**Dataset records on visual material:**
□ □ □
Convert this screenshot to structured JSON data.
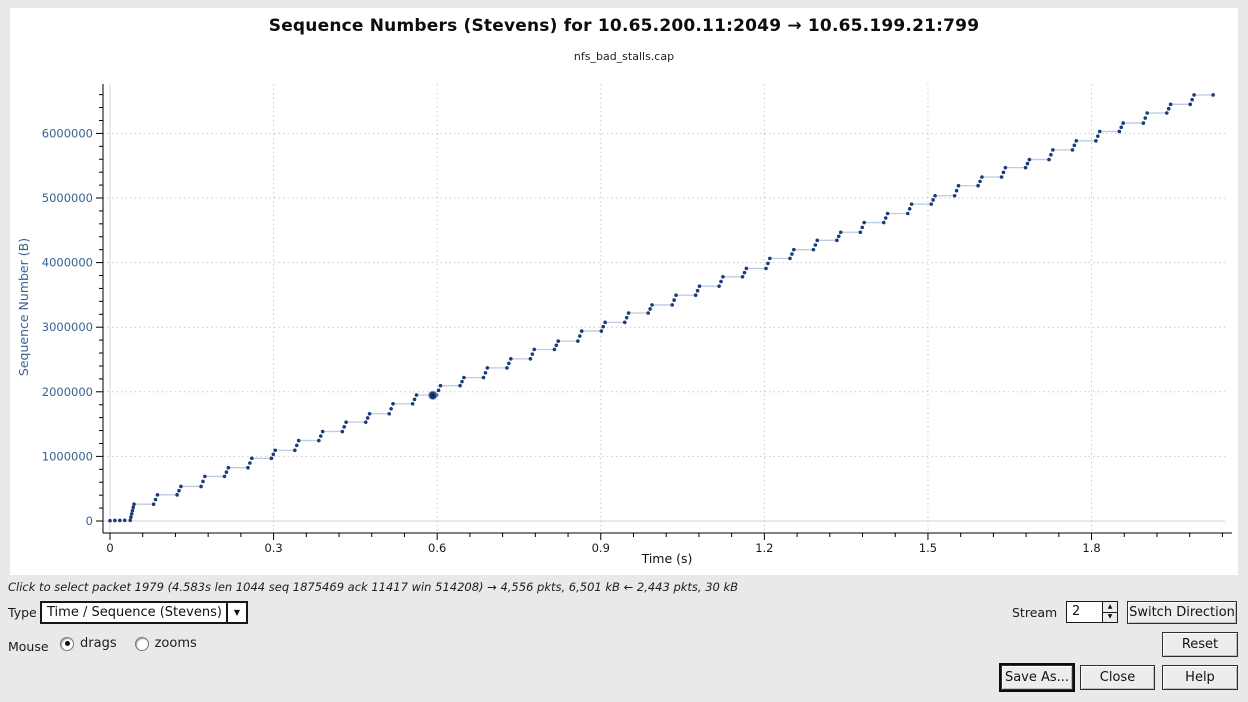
{
  "header": {
    "title": "Sequence Numbers (Stevens) for 10.65.200.11:2049 → 10.65.199.21:799",
    "subtitle": "nfs_bad_stalls.cap"
  },
  "status_line": "Click to select packet 1979 (4.583s len 1044 seq 1875469 ack 11417 win 514208) → 4,556 pkts, 6,501 kB ← 2,443 pkts, 30 kB",
  "controls": {
    "type_label": "Type",
    "type_value": "Time / Sequence (Stevens)",
    "mouse_label": "Mouse",
    "mouse_options": [
      "drags",
      "zooms"
    ],
    "mouse_selected": "drags",
    "stream_label": "Stream",
    "stream_value": "2",
    "switch_direction": "Switch Direction",
    "reset": "Reset",
    "save_as": "Save As...",
    "close": "Close",
    "help": "Help"
  },
  "chart_data": {
    "type": "scatter",
    "title": "Sequence Numbers (Stevens) for 10.65.200.11:2049 → 10.65.199.21:799",
    "subtitle": "nfs_bad_stalls.cap",
    "xlabel": "Time (s)",
    "ylabel": "Sequence Number (B)",
    "xlim": [
      0,
      2.05
    ],
    "ylim": [
      0,
      6860000
    ],
    "xticks": [
      0,
      0.3,
      0.6,
      0.9,
      1.2,
      1.5,
      1.8
    ],
    "yticks": [
      0,
      1000000,
      2000000,
      3000000,
      4000000,
      5000000,
      6000000
    ],
    "x_minor_step": 0.06,
    "y_minor_step": 200000,
    "grid": "dotted",
    "colors": {
      "point": "#1a3c78",
      "connector": "#bfcbdf",
      "grid": "#c9c9c9",
      "zero_line": "#d6d6d6",
      "axis": "#000000",
      "y_tick_label": "#3a6191",
      "x_tick_label": "#1a1a1a"
    },
    "initial_points": [
      [
        0.0,
        5000
      ],
      [
        0.009,
        8000
      ],
      [
        0.018,
        8000
      ],
      [
        0.027,
        10000
      ]
    ],
    "bursts": [
      [
        0.037,
        10000,
        260000
      ],
      [
        0.08,
        260000,
        405000
      ],
      [
        0.123,
        405000,
        535000
      ],
      [
        0.167,
        535000,
        690000
      ],
      [
        0.21,
        690000,
        825000
      ],
      [
        0.253,
        825000,
        970000
      ],
      [
        0.296,
        970000,
        1095000
      ],
      [
        0.339,
        1095000,
        1245000
      ],
      [
        0.383,
        1245000,
        1385000
      ],
      [
        0.426,
        1385000,
        1530000
      ],
      [
        0.469,
        1530000,
        1660000
      ],
      [
        0.512,
        1660000,
        1815000
      ],
      [
        0.555,
        1815000,
        1950000
      ],
      [
        0.599,
        1950000,
        2095000
      ],
      [
        0.642,
        2095000,
        2220000
      ],
      [
        0.685,
        2220000,
        2370000
      ],
      [
        0.728,
        2370000,
        2510000
      ],
      [
        0.771,
        2510000,
        2655000
      ],
      [
        0.815,
        2655000,
        2785000
      ],
      [
        0.858,
        2785000,
        2940000
      ],
      [
        0.901,
        2940000,
        3075000
      ],
      [
        0.944,
        3075000,
        3220000
      ],
      [
        0.987,
        3220000,
        3345000
      ],
      [
        1.031,
        3345000,
        3495000
      ],
      [
        1.074,
        3495000,
        3635000
      ],
      [
        1.117,
        3635000,
        3780000
      ],
      [
        1.16,
        3780000,
        3910000
      ],
      [
        1.203,
        3910000,
        4065000
      ],
      [
        1.247,
        4065000,
        4200000
      ],
      [
        1.29,
        4200000,
        4345000
      ],
      [
        1.333,
        4345000,
        4470000
      ],
      [
        1.376,
        4470000,
        4620000
      ],
      [
        1.419,
        4620000,
        4760000
      ],
      [
        1.463,
        4760000,
        4905000
      ],
      [
        1.506,
        4905000,
        5035000
      ],
      [
        1.549,
        5035000,
        5190000
      ],
      [
        1.592,
        5190000,
        5325000
      ],
      [
        1.635,
        5325000,
        5470000
      ],
      [
        1.679,
        5470000,
        5595000
      ],
      [
        1.722,
        5595000,
        5745000
      ],
      [
        1.765,
        5745000,
        5885000
      ],
      [
        1.808,
        5885000,
        6030000
      ],
      [
        1.851,
        6030000,
        6160000
      ],
      [
        1.895,
        6160000,
        6315000
      ],
      [
        1.938,
        6315000,
        6450000
      ],
      [
        1.981,
        6450000,
        6595000
      ]
    ],
    "final_point": [
      2.023,
      6595000
    ],
    "selected_marker": {
      "time": 0.592,
      "seq": 1945000
    }
  }
}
□ □ □
**Short exercise:** Print the complete listing exactly as it stands, without its pictures.

**Final answer:**
Convert this screenshot to structured JSON data.
{
  "header": {
    "title": "Sequence Numbers (Stevens) for 10.65.200.11:2049 → 10.65.199.21:799",
    "subtitle": "nfs_bad_stalls.cap"
  },
  "status_line": "Click to select packet 1979 (4.583s len 1044 seq 1875469 ack 11417 win 514208) → 4,556 pkts, 6,501 kB ← 2,443 pkts, 30 kB",
  "controls": {
    "type_label": "Type",
    "type_value": "Time / Sequence (Stevens)",
    "mouse_label": "Mouse",
    "mouse_options": [
      "drags",
      "zooms"
    ],
    "mouse_selected": "drags",
    "stream_label": "Stream",
    "stream_value": "2",
    "switch_direction": "Switch Direction",
    "reset": "Reset",
    "save_as": "Save As...",
    "close": "Close",
    "help": "Help"
  },
  "chart_data": {
    "type": "scatter",
    "title": "Sequence Numbers (Stevens) for 10.65.200.11:2049 → 10.65.199.21:799",
    "subtitle": "nfs_bad_stalls.cap",
    "xlabel": "Time (s)",
    "ylabel": "Sequence Number (B)",
    "xlim": [
      0,
      2.05
    ],
    "ylim": [
      0,
      6860000
    ],
    "xticks": [
      0,
      0.3,
      0.6,
      0.9,
      1.2,
      1.5,
      1.8
    ],
    "yticks": [
      0,
      1000000,
      2000000,
      3000000,
      4000000,
      5000000,
      6000000
    ],
    "x_minor_step": 0.06,
    "y_minor_step": 200000,
    "grid": "dotted",
    "colors": {
      "point": "#1a3c78",
      "connector": "#bfcbdf",
      "grid": "#c9c9c9",
      "zero_line": "#d6d6d6",
      "axis": "#000000",
      "y_tick_label": "#3a6191",
      "x_tick_label": "#1a1a1a"
    },
    "initial_points": [
      [
        0.0,
        5000
      ],
      [
        0.009,
        8000
      ],
      [
        0.018,
        8000
      ],
      [
        0.027,
        10000
      ]
    ],
    "bursts": [
      [
        0.037,
        10000,
        260000
      ],
      [
        0.08,
        260000,
        405000
      ],
      [
        0.123,
        405000,
        535000
      ],
      [
        0.167,
        535000,
        690000
      ],
      [
        0.21,
        690000,
        825000
      ],
      [
        0.253,
        825000,
        970000
      ],
      [
        0.296,
        970000,
        1095000
      ],
      [
        0.339,
        1095000,
        1245000
      ],
      [
        0.383,
        1245000,
        1385000
      ],
      [
        0.426,
        1385000,
        1530000
      ],
      [
        0.469,
        1530000,
        1660000
      ],
      [
        0.512,
        1660000,
        1815000
      ],
      [
        0.555,
        1815000,
        1950000
      ],
      [
        0.599,
        1950000,
        2095000
      ],
      [
        0.642,
        2095000,
        2220000
      ],
      [
        0.685,
        2220000,
        2370000
      ],
      [
        0.728,
        2370000,
        2510000
      ],
      [
        0.771,
        2510000,
        2655000
      ],
      [
        0.815,
        2655000,
        2785000
      ],
      [
        0.858,
        2785000,
        2940000
      ],
      [
        0.901,
        2940000,
        3075000
      ],
      [
        0.944,
        3075000,
        3220000
      ],
      [
        0.987,
        3220000,
        3345000
      ],
      [
        1.031,
        3345000,
        3495000
      ],
      [
        1.074,
        3495000,
        3635000
      ],
      [
        1.117,
        3635000,
        3780000
      ],
      [
        1.16,
        3780000,
        3910000
      ],
      [
        1.203,
        3910000,
        4065000
      ],
      [
        1.247,
        4065000,
        4200000
      ],
      [
        1.29,
        4200000,
        4345000
      ],
      [
        1.333,
        4345000,
        4470000
      ],
      [
        1.376,
        4470000,
        4620000
      ],
      [
        1.419,
        4620000,
        4760000
      ],
      [
        1.463,
        4760000,
        4905000
      ],
      [
        1.506,
        4905000,
        5035000
      ],
      [
        1.549,
        5035000,
        5190000
      ],
      [
        1.592,
        5190000,
        5325000
      ],
      [
        1.635,
        5325000,
        5470000
      ],
      [
        1.679,
        5470000,
        5595000
      ],
      [
        1.722,
        5595000,
        5745000
      ],
      [
        1.765,
        5745000,
        5885000
      ],
      [
        1.808,
        5885000,
        6030000
      ],
      [
        1.851,
        6030000,
        6160000
      ],
      [
        1.895,
        6160000,
        6315000
      ],
      [
        1.938,
        6315000,
        6450000
      ],
      [
        1.981,
        6450000,
        6595000
      ]
    ],
    "final_point": [
      2.023,
      6595000
    ],
    "selected_marker": {
      "time": 0.592,
      "seq": 1945000
    }
  }
}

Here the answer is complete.